Among the records below, find each line that includes the string "Imagem" and copy it.

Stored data
* START *
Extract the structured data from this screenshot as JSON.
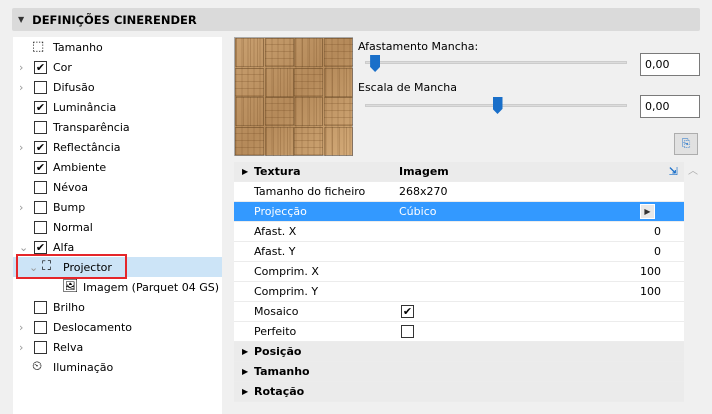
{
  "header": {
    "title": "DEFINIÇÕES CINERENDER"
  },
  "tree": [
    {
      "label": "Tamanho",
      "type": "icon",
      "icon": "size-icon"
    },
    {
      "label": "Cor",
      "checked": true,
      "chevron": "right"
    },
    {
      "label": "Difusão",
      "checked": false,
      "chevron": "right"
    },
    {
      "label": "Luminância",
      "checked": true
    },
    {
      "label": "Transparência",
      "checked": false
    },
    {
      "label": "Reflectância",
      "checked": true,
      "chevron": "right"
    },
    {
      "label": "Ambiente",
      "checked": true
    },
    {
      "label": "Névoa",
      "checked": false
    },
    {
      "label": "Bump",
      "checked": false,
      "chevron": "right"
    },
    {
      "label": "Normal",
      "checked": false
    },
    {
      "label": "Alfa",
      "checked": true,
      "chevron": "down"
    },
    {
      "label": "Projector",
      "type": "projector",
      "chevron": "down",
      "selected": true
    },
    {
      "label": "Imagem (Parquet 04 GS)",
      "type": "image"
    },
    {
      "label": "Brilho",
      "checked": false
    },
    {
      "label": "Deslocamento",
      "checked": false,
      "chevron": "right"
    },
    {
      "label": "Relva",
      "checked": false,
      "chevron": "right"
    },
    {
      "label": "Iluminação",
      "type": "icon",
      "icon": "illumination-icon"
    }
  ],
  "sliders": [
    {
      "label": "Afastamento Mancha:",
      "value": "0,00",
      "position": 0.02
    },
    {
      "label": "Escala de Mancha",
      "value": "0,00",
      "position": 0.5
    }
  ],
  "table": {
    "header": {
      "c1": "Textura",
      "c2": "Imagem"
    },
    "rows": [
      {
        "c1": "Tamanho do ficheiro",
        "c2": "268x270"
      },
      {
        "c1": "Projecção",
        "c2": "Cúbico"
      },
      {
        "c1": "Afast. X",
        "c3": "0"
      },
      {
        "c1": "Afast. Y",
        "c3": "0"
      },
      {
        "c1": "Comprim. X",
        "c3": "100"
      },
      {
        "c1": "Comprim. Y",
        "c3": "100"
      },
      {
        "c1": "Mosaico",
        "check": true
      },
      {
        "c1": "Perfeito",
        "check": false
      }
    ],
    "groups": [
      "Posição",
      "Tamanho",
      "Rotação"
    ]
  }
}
* END *
**Final result**
      "label": "Imagem (Parquet 04 GS)",
      "c2": "Imagem"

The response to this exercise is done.